**Prompt 1**
Copy from the passage on Verona the part running from "Each one is" up to and including "good web link.".
═════ Passage to read ═════
The hidden little gems of the town, Verona
One of the best ways to get a fantastic view across the city of Verona with the mystical Dolomites rising around Lake Garda behind, is to ascend the relatively undiscovered Torre dei Lamberti next to the Piazza Erbe. The views are spectacular, and unless you fancy climbing the hundreds of steps, it is easy to ascend too, with a large lift built into the centre of the tower, carrying you almost to the top. The fare is minimal, and certainly it is worth it for the views over the piazze, streets, terracotta tiled roofs, church spires and domes. The tower is quite difficult to find along a small, maze-like alleyway off the Piazza Erbe, although it actually stands above the Piazza dei Signori. If you get lost, ask one of the friendly locals for the Torre dei Lamberti- they're sure to help.
At the back of the Cloister of Juliet's grave is a wonderful bronze frieze of 10 panels depicting the story of Rome and Juliet. It is the work of the artist Sergio Pasetto - modelled first in clay; having made a mould in silicone rubber, wax models made and then fused in bronze. The 10 scenes are:
2. The Meeting
3. The Kiss on the Balcony
4. The Marriage
5. The Duel between Romeo and Tebaldo
6. Night of Love
7. Romeo runs away to Mantova
8. Fra' Loroenxo delivewrs the phial
9. Juliet's burial
10. Romeo and Juliet joined forever.
Each one is beautiful in its own right - often copies of these are available as souvenirs.
The Italian version of Santa Barbara's "Sideways" - the Valpolicella wine country - San Pietro in Cariano, Pastrengo - the Po Vally - to Lago de Guardia and the family fun destination Lazise -- all worth the adventure. Camping is big at Lazise and below you find a good web link.
There are many various wine cellars or it's better to say "Enotica". This is probably the nicest one and you have a plenty of wine here which you can taste by the glass! :)) They serve even some food finger which we liked sooo much! :) This Enoteca is on the right side facing Chiesa del Duomo (Cattedrale S.Maria Matricolare & S.Giovanni in Fonte).
I got off the beaten path and saw lots of cool stuff, well actually I was lost, but that's not the point. Anyway, Verona has tons of tiny winding streets full of beauty.
Just take a left turn instead of a right sometime. You might be surprised at what you find.
Most people will make their way to Juliet's house to see the famed balcony but few make thier way over to the other side of town to see her grave.
Juliets grave is found in the crypt below the cloister of an old monastery (which now houses a fresco museum) at Via Del Pontiere 5. This church - San Fancesco - is also reputed to be the location of the secret marriage of Romeo and Juliet. There's quite a gruesome tale here. Apparently the nuns got tired of people visiting the said Juliets grave, and treating her almost as a saint, even though she committed suicide, so they opened up her sarcophagus and threw out her remains -how horrid :-S
The Holy water stoup from 1591 was carved by Paolo Orefice. It is known as "Pasquino" (from Pasqua, Easter in Italian) because it first appeared in the Basilica at Easter in the year 1591. This hunchback is slightly larger and more ornat than the one next to it.
═════ Task input ═════
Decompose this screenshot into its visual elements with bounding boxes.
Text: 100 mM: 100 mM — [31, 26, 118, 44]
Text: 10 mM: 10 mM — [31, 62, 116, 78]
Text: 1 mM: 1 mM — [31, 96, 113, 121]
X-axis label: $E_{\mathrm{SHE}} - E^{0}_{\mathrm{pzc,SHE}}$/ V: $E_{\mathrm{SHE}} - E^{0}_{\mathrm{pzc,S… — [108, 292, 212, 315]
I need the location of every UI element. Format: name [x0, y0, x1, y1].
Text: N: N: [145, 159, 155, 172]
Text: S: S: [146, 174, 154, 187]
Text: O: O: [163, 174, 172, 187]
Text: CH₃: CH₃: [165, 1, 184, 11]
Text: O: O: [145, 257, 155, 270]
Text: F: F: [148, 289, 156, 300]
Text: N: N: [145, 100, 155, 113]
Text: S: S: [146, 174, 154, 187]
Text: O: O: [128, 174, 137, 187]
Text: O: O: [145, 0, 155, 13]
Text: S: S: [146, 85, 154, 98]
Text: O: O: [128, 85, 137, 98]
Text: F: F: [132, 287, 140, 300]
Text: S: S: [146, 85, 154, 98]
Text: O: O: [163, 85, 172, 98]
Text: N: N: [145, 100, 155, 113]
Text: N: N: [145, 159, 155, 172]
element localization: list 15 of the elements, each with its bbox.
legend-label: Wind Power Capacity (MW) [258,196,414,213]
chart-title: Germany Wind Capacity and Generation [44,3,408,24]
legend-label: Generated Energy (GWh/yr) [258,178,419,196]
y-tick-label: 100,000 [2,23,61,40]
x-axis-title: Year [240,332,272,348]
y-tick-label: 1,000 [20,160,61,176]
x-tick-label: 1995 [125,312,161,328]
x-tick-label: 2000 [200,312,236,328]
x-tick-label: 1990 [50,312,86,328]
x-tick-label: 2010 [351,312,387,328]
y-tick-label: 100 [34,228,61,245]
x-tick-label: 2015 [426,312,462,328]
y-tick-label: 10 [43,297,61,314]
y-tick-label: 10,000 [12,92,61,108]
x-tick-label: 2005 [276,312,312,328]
═════
**Prompt 2**
Write out the data records from their first line up to and including the line with "Text: F: F: [148, 289, 156, 300]".

**Answer 1**
Each one is beautiful in its own right - often copies of these are available as souvenirs.
The Italian version of Santa Barbara's "Sideways" - the Valpolicella wine country - San Pietro in Cariano, Pastrengo - the Po Vally - to Lago de Guardia and the family fun destination Lazise -- all worth the adventure. Camping is big at Lazise and below you find a good web link.

**Answer 2**
Decompose this screenshot into its visual elements with bounding boxes.
Text: 100 mM: 100 mM — [31, 26, 118, 44]
Text: 10 mM: 10 mM — [31, 62, 116, 78]
Text: 1 mM: 1 mM — [31, 96, 113, 121]
X-axis label: $E_{\mathrm{SHE}} - E^{0}_{\mathrm{pzc,SHE}}$/ V: $E_{\mathrm{SHE}} - E^{0}_{\mathrm{pzc,S… — [108, 292, 212, 315]
I need the location of every UI element. Format: name [x0, y0, x1, y1].
Text: N: N: [145, 159, 155, 172]
Text: S: S: [146, 174, 154, 187]
Text: O: O: [163, 174, 172, 187]
Text: CH₃: CH₃: [165, 1, 184, 11]
Text: O: O: [145, 257, 155, 270]
Text: F: F: [148, 289, 156, 300]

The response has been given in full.